[start of SUPPLIED DATA]

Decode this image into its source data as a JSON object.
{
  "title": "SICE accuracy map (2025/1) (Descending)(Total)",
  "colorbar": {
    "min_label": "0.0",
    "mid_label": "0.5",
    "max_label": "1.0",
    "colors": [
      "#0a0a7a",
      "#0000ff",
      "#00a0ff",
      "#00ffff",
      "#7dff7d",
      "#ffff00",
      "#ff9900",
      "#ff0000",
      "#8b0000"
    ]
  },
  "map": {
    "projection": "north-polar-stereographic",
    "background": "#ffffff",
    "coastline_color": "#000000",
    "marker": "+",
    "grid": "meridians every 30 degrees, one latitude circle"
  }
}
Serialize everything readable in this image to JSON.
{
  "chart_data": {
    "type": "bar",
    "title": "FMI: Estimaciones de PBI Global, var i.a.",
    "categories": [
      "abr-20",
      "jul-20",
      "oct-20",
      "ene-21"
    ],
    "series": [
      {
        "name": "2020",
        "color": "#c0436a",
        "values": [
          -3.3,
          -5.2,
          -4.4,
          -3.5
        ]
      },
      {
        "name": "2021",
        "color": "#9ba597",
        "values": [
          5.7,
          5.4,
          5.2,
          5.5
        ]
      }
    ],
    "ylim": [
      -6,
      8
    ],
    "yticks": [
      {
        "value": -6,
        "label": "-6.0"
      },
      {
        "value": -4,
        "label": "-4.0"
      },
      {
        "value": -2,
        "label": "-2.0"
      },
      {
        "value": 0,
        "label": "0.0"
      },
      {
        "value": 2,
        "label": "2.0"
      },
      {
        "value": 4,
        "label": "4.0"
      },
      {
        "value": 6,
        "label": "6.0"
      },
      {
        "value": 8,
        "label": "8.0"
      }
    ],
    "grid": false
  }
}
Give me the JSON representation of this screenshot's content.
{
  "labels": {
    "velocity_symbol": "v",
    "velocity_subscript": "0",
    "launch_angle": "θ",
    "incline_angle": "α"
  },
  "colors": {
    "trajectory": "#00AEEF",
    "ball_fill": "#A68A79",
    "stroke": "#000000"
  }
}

[end of SUPPLIED DATA]

YOUR TASK =
Your task is to repeat every line exactly.

TASK ANSWER =
Decode this image into its source data as a JSON object.
{
  "title": "SICE accuracy map (2025/1) (Descending)(Total)",
  "colorbar": {
    "min_label": "0.0",
    "mid_label": "0.5",
    "max_label": "1.0",
    "colors": [
      "#0a0a7a",
      "#0000ff",
      "#00a0ff",
      "#00ffff",
      "#7dff7d",
      "#ffff00",
      "#ff9900",
      "#ff0000",
      "#8b0000"
    ]
  },
  "map": {
    "projection": "north-polar-stereographic",
    "background": "#ffffff",
    "coastline_color": "#000000",
    "marker": "+",
    "grid": "meridians every 30 degrees, one latitude circle"
  }
}
Serialize everything readable in this image to JSON.
{
  "chart_data": {
    "type": "bar",
    "title": "FMI: Estimaciones de PBI Global, var i.a.",
    "categories": [
      "abr-20",
      "jul-20",
      "oct-20",
      "ene-21"
    ],
    "series": [
      {
        "name": "2020",
        "color": "#c0436a",
        "values": [
          -3.3,
          -5.2,
          -4.4,
          -3.5
        ]
      },
      {
        "name": "2021",
        "color": "#9ba597",
        "values": [
          5.7,
          5.4,
          5.2,
          5.5
        ]
      }
    ],
    "ylim": [
      -6,
      8
    ],
    "yticks": [
      {
        "value": -6,
        "label": "-6.0"
      },
      {
        "value": -4,
        "label": "-4.0"
      },
      {
        "value": -2,
        "label": "-2.0"
      },
      {
        "value": 0,
        "label": "0.0"
      },
      {
        "value": 2,
        "label": "2.0"
      },
      {
        "value": 4,
        "label": "4.0"
      },
      {
        "value": 6,
        "label": "6.0"
      },
      {
        "value": 8,
        "label": "8.0"
      }
    ],
    "grid": false
  }
}
Give me the JSON representation of this screenshot's content.
{
  "labels": {
    "velocity_symbol": "v",
    "velocity_subscript": "0",
    "launch_angle": "θ",
    "incline_angle": "α"
  },
  "colors": {
    "trajectory": "#00AEEF",
    "ball_fill": "#A68A79",
    "stroke": "#000000"
  }
}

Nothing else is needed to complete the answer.